What you are asked to do:
Leave out the pictures and copy each record below exactly.

Input:
## Begin
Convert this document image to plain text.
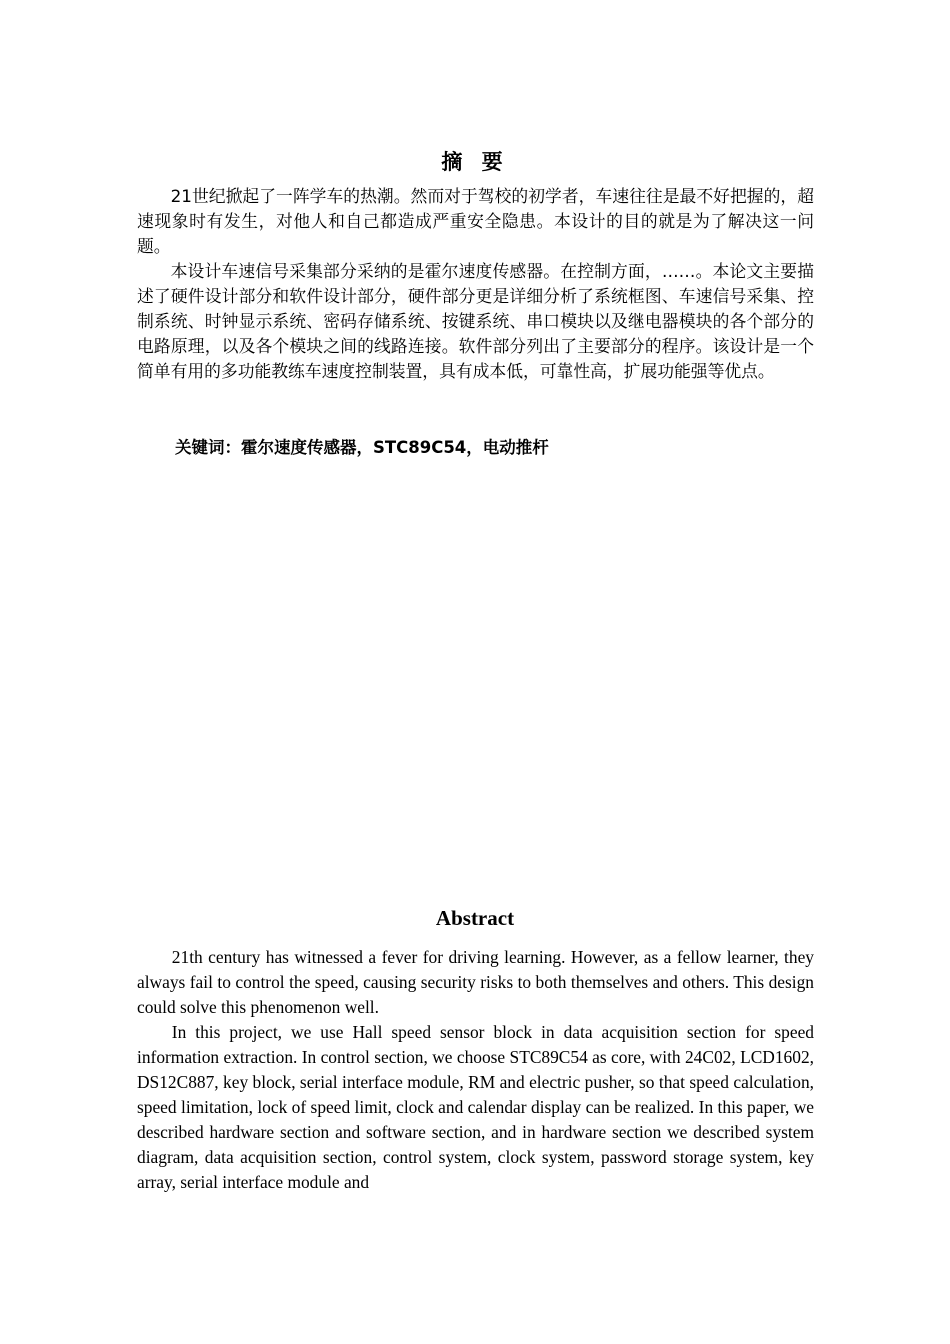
摘 要

21世纪掀起了一阵学车的热潮。然而对于驾校的初学者，车速往往是最不好把握的，超速现象时有发生，对他人和自己都造成严重安全隐患。本设计的目的就是为了解决这一问题。

本设计车速信号采集部分采纳的是霍尔速度传感器。在控制方面，……。本论文主要描述了硬件设计部分和软件设计部分，硬件部分更是详细分析了系统框图、车速信号采集、控制系统、时钟显示系统、密码存储系统、按键系统、串口模块以及继电器模块的各个部分的电路原理，以及各个模块之间的线路连接。软件部分列出了主要部分的程序。该设计是一个简单有用的多功能教练车速度控制装置，具有成本低，可靠性高，扩展功能强等优点。

关键词：霍尔速度传感器，STC89C54，电动推杆
Abstract

21th century has witnessed a fever for driving learning. However, as a fellow learner, they always fail to control the speed, causing security risks to both themselves and others. This design could solve this phenomenon well.

In this project, we use Hall speed sensor block in data acquisition section for speed information extraction. In control section, we choose STC89C54 as core, with 24C02, LCD1602, DS12C887, key block, serial interface module, RM and electric pusher, so that speed calculation, speed limitation, lock of speed limit, clock and calendar display can be realized. In this paper, we described hardware section and software section, and in hardware section we described system diagram, data acquisition section, control system, clock system, password storage system, key array, serial interface module and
## End
Reply to the task:
Convert this document image to plain text.
摘 要

21世纪掀起了一阵学车的热潮。然而对于驾校的初学者，车速往往是最不好把握的，超速现象时有发生，对他人和自己都造成严重安全隐患。本设计的目的就是为了解决这一问题。

本设计车速信号采集部分采纳的是霍尔速度传感器。在控制方面，……。本论文主要描述了硬件设计部分和软件设计部分，硬件部分更是详细分析了系统框图、车速信号采集、控制系统、时钟显示系统、密码存储系统、按键系统、串口模块以及继电器模块的各个部分的电路原理，以及各个模块之间的线路连接。软件部分列出了主要部分的程序。该设计是一个简单有用的多功能教练车速度控制装置，具有成本低，可靠性高，扩展功能强等优点。

关键词：霍尔速度传感器，STC89C54，电动推杆
Abstract

21th century has witnessed a fever for driving learning. However, as a fellow learner, they always fail to control the speed, causing security risks to both themselves and others. This design could solve this phenomenon well.

In this project, we use Hall speed sensor block in data acquisition section for speed information extraction. In control section, we choose STC89C54 as core, with 24C02, LCD1602, DS12C887, key block, serial interface module, RM and electric pusher, so that speed calculation, speed limitation, lock of speed limit, clock and calendar display can be realized. In this paper, we described hardware section and software section, and in hardware section we described system diagram, data acquisition section, control system, clock system, password storage system, key array, serial interface module and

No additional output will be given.